__REQUEST__.
Your task is to copy the listing exactly. Drop any pictures from the copy.

__RECORDS SUPPLIED__.
╔══
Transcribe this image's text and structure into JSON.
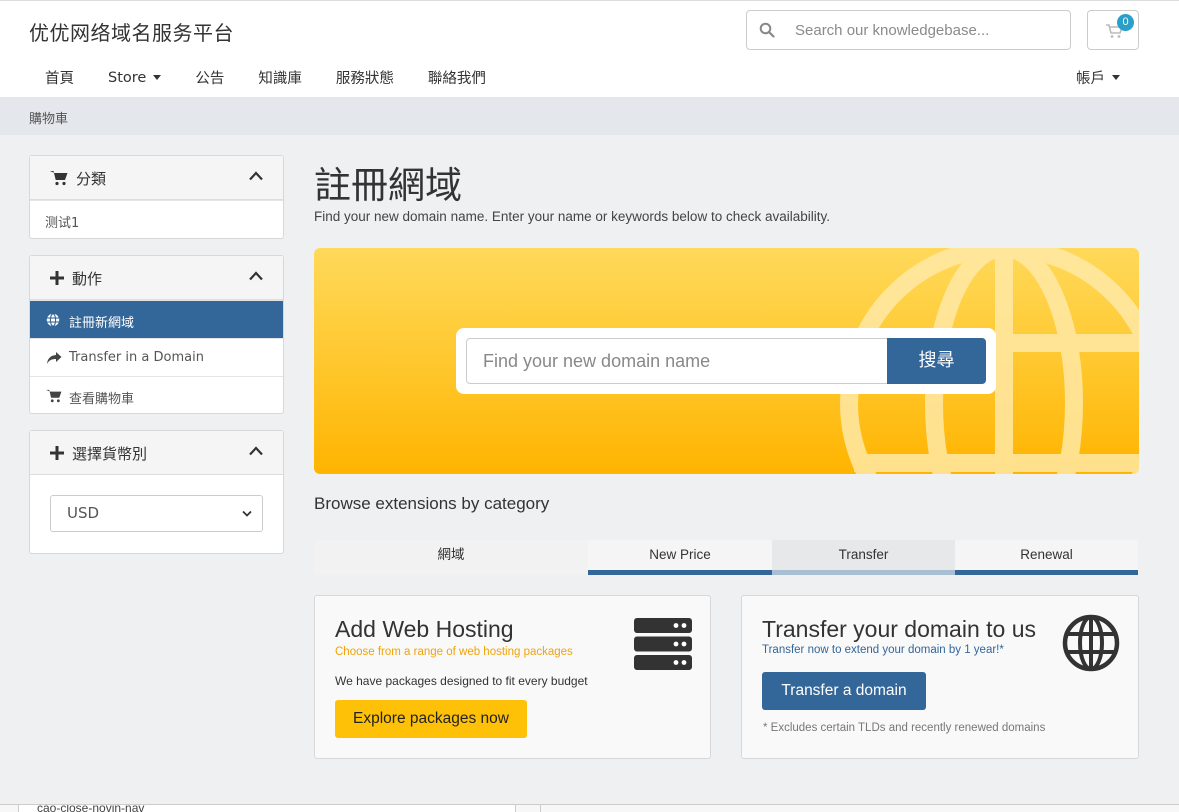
{
  "header": {
    "logo": "优优网络域名服务平台",
    "search_placeholder": "Search our knowledgebase...",
    "cart_count": "0"
  },
  "nav": {
    "items": [
      {
        "label": "首頁"
      },
      {
        "label": "Store"
      },
      {
        "label": "公告"
      },
      {
        "label": "知識庫"
      },
      {
        "label": "服務狀態"
      },
      {
        "label": "聯絡我們"
      }
    ],
    "account": "帳戶"
  },
  "breadcrumb": "購物車",
  "sidebar": {
    "categories": {
      "title": "分類",
      "items": [
        "测试1"
      ]
    },
    "actions": {
      "title": "動作",
      "items": [
        {
          "label": "註冊新網域",
          "icon": "globe-icon"
        },
        {
          "label": "Transfer in a Domain",
          "icon": "share-icon"
        },
        {
          "label": "查看購物車",
          "icon": "cart-icon"
        }
      ]
    },
    "currency": {
      "title": "選擇貨幣別",
      "selected": "USD"
    }
  },
  "main": {
    "title": "註冊網域",
    "subtitle": "Find your new domain name. Enter your name or keywords below to check availability.",
    "hero": {
      "placeholder": "Find your new domain name",
      "button": "搜尋"
    },
    "browse_title": "Browse extensions by category",
    "tabs": [
      "網域",
      "New Price",
      "Transfer",
      "Renewal"
    ],
    "hosting": {
      "title": "Add Web Hosting",
      "tagline": "Choose from a range of web hosting packages",
      "desc": "We have packages designed to fit every budget",
      "button": "Explore packages now"
    },
    "transfer": {
      "title": "Transfer your domain to us",
      "tagline": "Transfer now to extend your domain by 1 year!*",
      "button": "Transfer a domain",
      "note": "* Excludes certain TLDs and recently renewed domains"
    }
  },
  "bottom": {
    "text": "cao-close-novin-nav"
  },
  "colors": {
    "primary": "#336699",
    "accent": "#ffc107",
    "badge": "#2a9fc7",
    "tagline_orange": "#f0a30a",
    "tagline_blue": "#336699"
  }
}
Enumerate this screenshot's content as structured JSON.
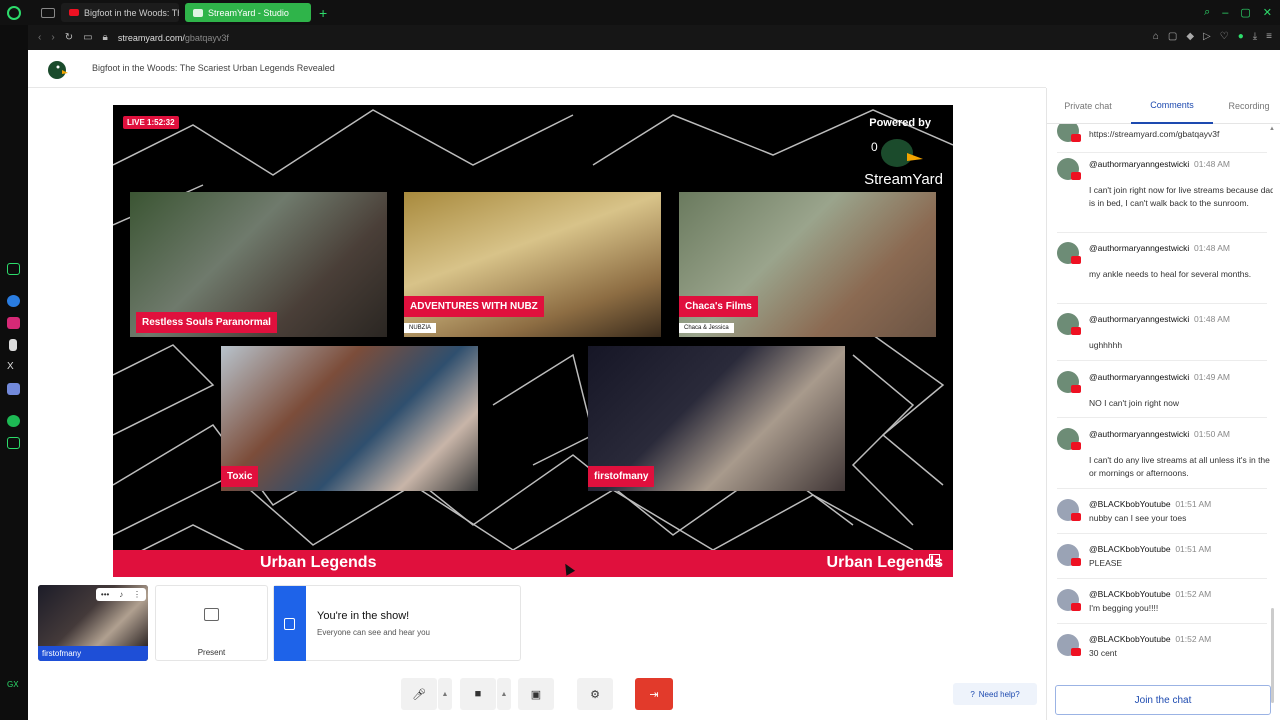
{
  "browser": {
    "tabs": [
      {
        "title": "Bigfoot in the Woods: The",
        "icon": "youtube-icon"
      },
      {
        "title": "StreamYard - Studio",
        "icon": "streamyard-icon"
      }
    ],
    "url_domain": "streamyard.com/",
    "url_path": "gbatqayv3f",
    "accent": "#2ddc6b"
  },
  "page": {
    "title": "Bigfoot in the Woods: The Scariest Urban Legends Revealed"
  },
  "stage": {
    "live_badge": "LIVE 1:52:32",
    "powered_by": "Powered by",
    "brand": "StreamYard",
    "feeds": [
      {
        "name": "Restless Souls Paranormal",
        "sub": ""
      },
      {
        "name": "ADVENTURES WITH NUBZ",
        "sub": "NUBZIA"
      },
      {
        "name": "Chaca's Films",
        "sub": "Chaca & Jessica"
      },
      {
        "name": "Toxic",
        "sub": ""
      },
      {
        "name": "firstofmany",
        "sub": ""
      }
    ],
    "banner_left": "Urban Legends",
    "banner_right": "Urban Legends",
    "accent": "#e0103d"
  },
  "bottom": {
    "self_name": "firstofmany",
    "present_label": "Present",
    "in_show_title": "You're in the show!",
    "in_show_sub": "Everyone can see and hear you",
    "help_label": "Need help?"
  },
  "panel": {
    "tabs": [
      "Private chat",
      "Comments",
      "Recording"
    ],
    "active_tab": "Comments",
    "comments": [
      {
        "user": "",
        "time": "",
        "text": "https://streamyard.com/gbatqayv3f"
      },
      {
        "user": "@authormaryanngestwicki",
        "time": "01:48 AM",
        "text": "I can't join right now for live streams because dad is in bed, I can't walk back to the sunroom."
      },
      {
        "user": "@authormaryanngestwicki",
        "time": "01:48 AM",
        "text": "my ankle needs to heal for several months."
      },
      {
        "user": "@authormaryanngestwicki",
        "time": "01:48 AM",
        "text": "ughhhhh"
      },
      {
        "user": "@authormaryanngestwicki",
        "time": "01:49 AM",
        "text": "NO I can't join right now"
      },
      {
        "user": "@authormaryanngestwicki",
        "time": "01:50 AM",
        "text": "I can't do any live streams at all unless it's in the or mornings or afternoons."
      },
      {
        "user": "@BLACKbobYoutube",
        "time": "01:51 AM",
        "text": "nubby can I see your toes"
      },
      {
        "user": "@BLACKbobYoutube",
        "time": "01:51 AM",
        "text": "PLEASE"
      },
      {
        "user": "@BLACKbobYoutube",
        "time": "01:52 AM",
        "text": "I'm begging you!!!!"
      },
      {
        "user": "@BLACKbobYoutube",
        "time": "01:52 AM",
        "text": "30 cent"
      }
    ],
    "join_label": "Join the chat"
  }
}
╚══
__OUTPUT OF THE EXERCISE__.
Transcribe this image's text and structure into JSON.
{
  "header": {
    "logo": "优优网络域名服务平台",
    "search_placeholder": "Search our knowledgebase...",
    "cart_count": "0"
  },
  "nav": {
    "items": [
      {
        "label": "首頁"
      },
      {
        "label": "Store"
      },
      {
        "label": "公告"
      },
      {
        "label": "知識庫"
      },
      {
        "label": "服務狀態"
      },
      {
        "label": "聯絡我們"
      }
    ],
    "account": "帳戶"
  },
  "breadcrumb": "購物車",
  "sidebar": {
    "categories": {
      "title": "分類",
      "items": [
        "测试1"
      ]
    },
    "actions": {
      "title": "動作",
      "items": [
        {
          "label": "註冊新網域",
          "icon": "globe-icon"
        },
        {
          "label": "Transfer in a Domain",
          "icon": "share-icon"
        },
        {
          "label": "查看購物車",
          "icon": "cart-icon"
        }
      ]
    },
    "currency": {
      "title": "選擇貨幣別",
      "selected": "USD"
    }
  },
  "main": {
    "title": "註冊網域",
    "subtitle": "Find your new domain name. Enter your name or keywords below to check availability.",
    "hero": {
      "placeholder": "Find your new domain name",
      "button": "搜尋"
    },
    "browse_title": "Browse extensions by category",
    "tabs": [
      "網域",
      "New Price",
      "Transfer",
      "Renewal"
    ],
    "hosting": {
      "title": "Add Web Hosting",
      "tagline": "Choose from a range of web hosting packages",
      "desc": "We have packages designed to fit every budget",
      "button": "Explore packages now"
    },
    "transfer": {
      "title": "Transfer your domain to us",
      "tagline": "Transfer now to extend your domain by 1 year!*",
      "button": "Transfer a domain",
      "note": "* Excludes certain TLDs and recently renewed domains"
    }
  },
  "bottom": {
    "text": "cao-close-novin-nav"
  },
  "colors": {
    "primary": "#336699",
    "accent": "#ffc107",
    "badge": "#2a9fc7",
    "tagline_orange": "#f0a30a",
    "tagline_blue": "#336699"
  }
}
Enumerate this screenshot's content as structured JSON.
{
  "browser": {
    "tabs": [
      {
        "title": "Bigfoot in the Woods: The",
        "icon": "youtube-icon"
      },
      {
        "title": "StreamYard - Studio",
        "icon": "streamyard-icon"
      }
    ],
    "url_domain": "streamyard.com/",
    "url_path": "gbatqayv3f",
    "accent": "#2ddc6b"
  },
  "page": {
    "title": "Bigfoot in the Woods: The Scariest Urban Legends Revealed"
  },
  "stage": {
    "live_badge": "LIVE 1:52:32",
    "powered_by": "Powered by",
    "brand": "StreamYard",
    "feeds": [
      {
        "name": "Restless Souls Paranormal",
        "sub": ""
      },
      {
        "name": "ADVENTURES WITH NUBZ",
        "sub": "NUBZIA"
      },
      {
        "name": "Chaca's Films",
        "sub": "Chaca & Jessica"
      },
      {
        "name": "Toxic",
        "sub": ""
      },
      {
        "name": "firstofmany",
        "sub": ""
      }
    ],
    "banner_left": "Urban Legends",
    "banner_right": "Urban Legends",
    "accent": "#e0103d"
  },
  "bottom": {
    "self_name": "firstofmany",
    "present_label": "Present",
    "in_show_title": "You're in the show!",
    "in_show_sub": "Everyone can see and hear you",
    "help_label": "Need help?"
  },
  "panel": {
    "tabs": [
      "Private chat",
      "Comments",
      "Recording"
    ],
    "active_tab": "Comments",
    "comments": [
      {
        "user": "",
        "time": "",
        "text": "https://streamyard.com/gbatqayv3f"
      },
      {
        "user": "@authormaryanngestwicki",
        "time": "01:48 AM",
        "text": "I can't join right now for live streams because dad is in bed, I can't walk back to the sunroom."
      },
      {
        "user": "@authormaryanngestwicki",
        "time": "01:48 AM",
        "text": "my ankle needs to heal for several months."
      },
      {
        "user": "@authormaryanngestwicki",
        "time": "01:48 AM",
        "text": "ughhhhh"
      },
      {
        "user": "@authormaryanngestwicki",
        "time": "01:49 AM",
        "text": "NO I can't join right now"
      },
      {
        "user": "@authormaryanngestwicki",
        "time": "01:50 AM",
        "text": "I can't do any live streams at all unless it's in the or mornings or afternoons."
      },
      {
        "user": "@BLACKbobYoutube",
        "time": "01:51 AM",
        "text": "nubby can I see your toes"
      },
      {
        "user": "@BLACKbobYoutube",
        "time": "01:51 AM",
        "text": "PLEASE"
      },
      {
        "user": "@BLACKbobYoutube",
        "time": "01:52 AM",
        "text": "I'm begging you!!!!"
      },
      {
        "user": "@BLACKbobYoutube",
        "time": "01:52 AM",
        "text": "30 cent"
      }
    ],
    "join_label": "Join the chat"
  }
}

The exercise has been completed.